- The task -
For the data below, work out how many lines include the string "specjalizacji" and report only the number.

- Data entries -
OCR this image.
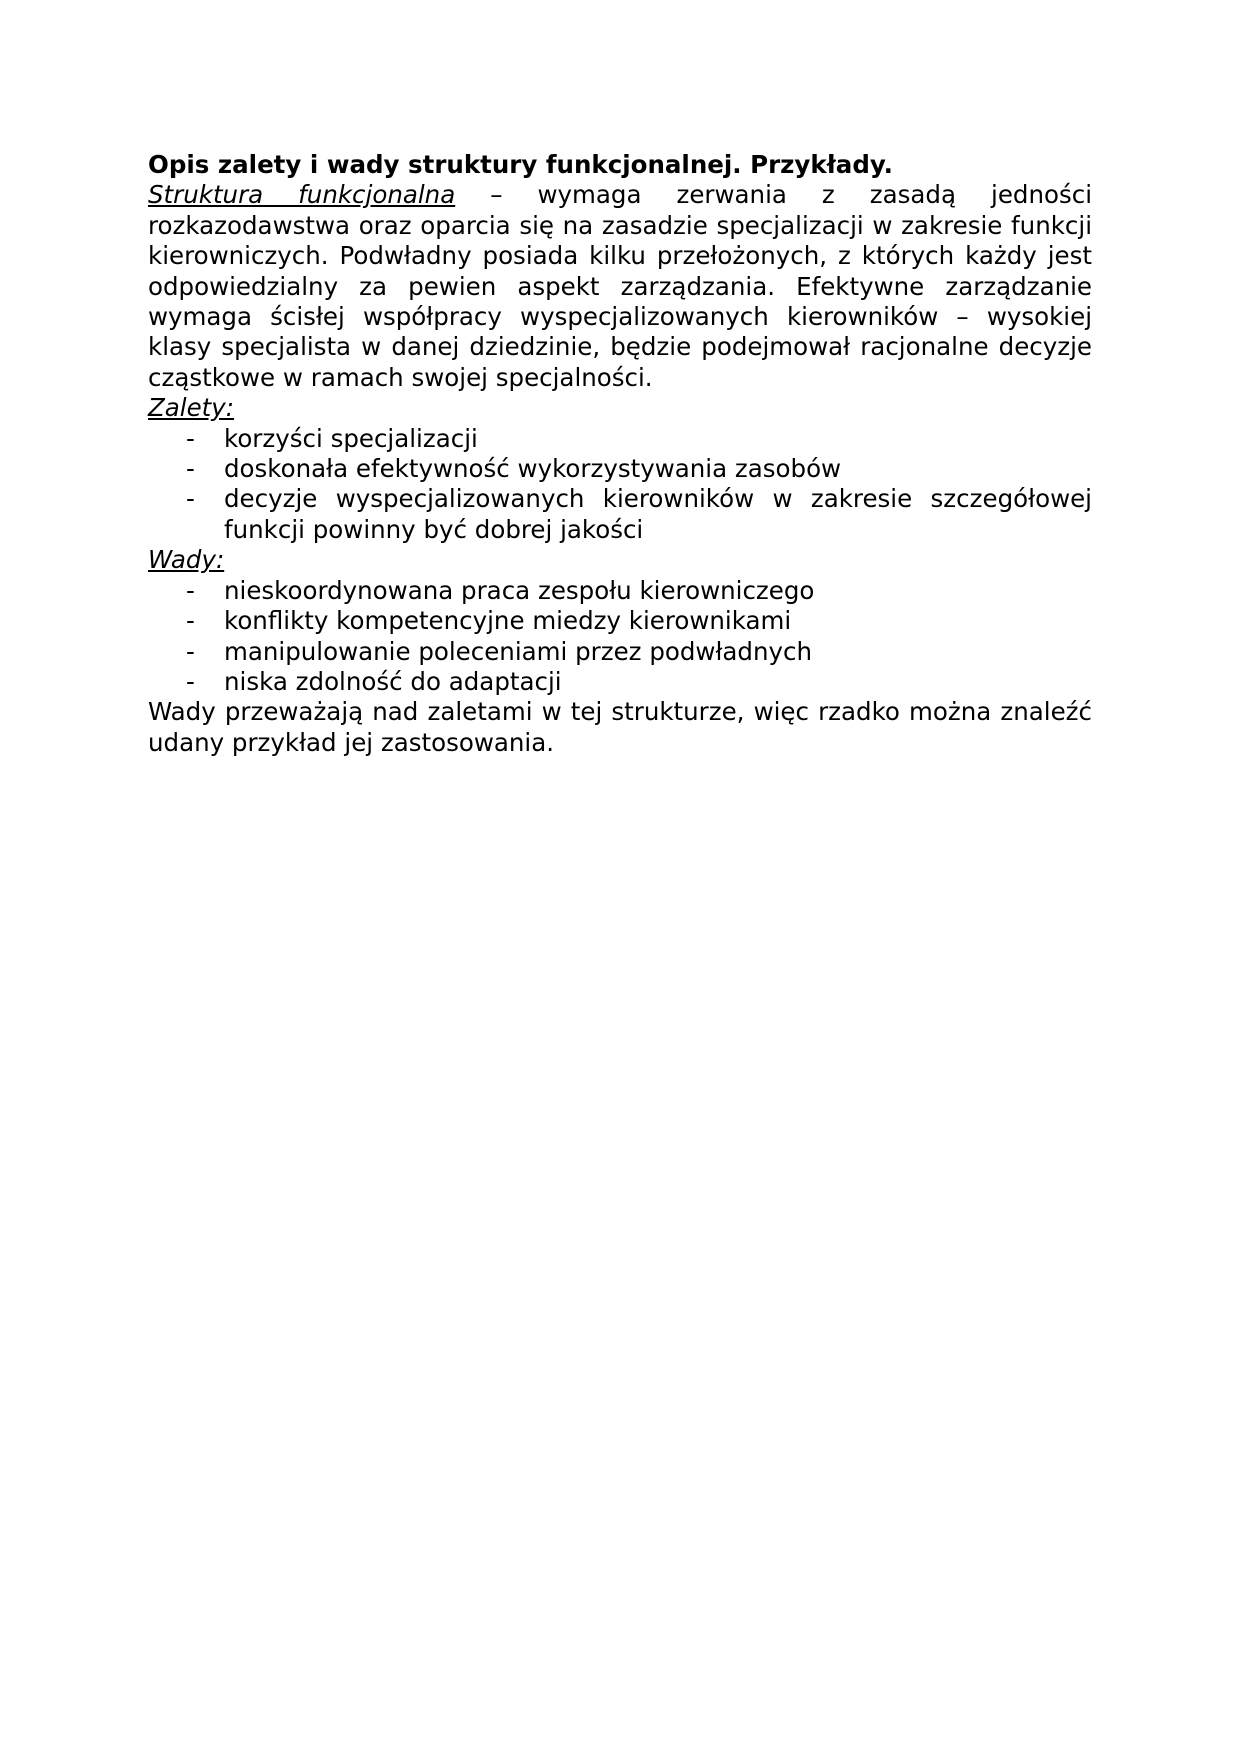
Opis zalety i wady struktury funkcjonalnej. Przykłady.

Struktura funkcjonalna – wymaga zerwania z zasadą jedności rozkazodawstwa oraz oparcia się na zasadzie specjalizacji w zakresie funkcji kierowniczych. Podwładny posiada kilku przełożonych, z których każdy jest odpowiedzialny za pewien aspekt zarządzania. Efektywne zarządzanie wymaga ścisłej współpracy wyspecjalizowanych kierowników – wysokiej klasy specjalista w danej dziedzinie, będzie podejmował racjonalne decyzje cząstkowe w ramach swojej specjalności.

Zalety:

- korzyści specjalizacji
- doskonała efektywność wykorzystywania zasobów
- decyzje wyspecjalizowanych kierowników w zakresie szczegółowej funkcji powinny być dobrej jakości

Wady:

- nieskoordynowana praca zespołu kierowniczego
- konflikty kompetencyjne miedzy kierownikami
- manipulowanie poleceniami przez podwładnych
- niska zdolność do adaptacji

Wady przeważają nad zaletami w tej strukturze, więc rzadko można znaleźć udany przykład jej zastosowania.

- Complete response -
2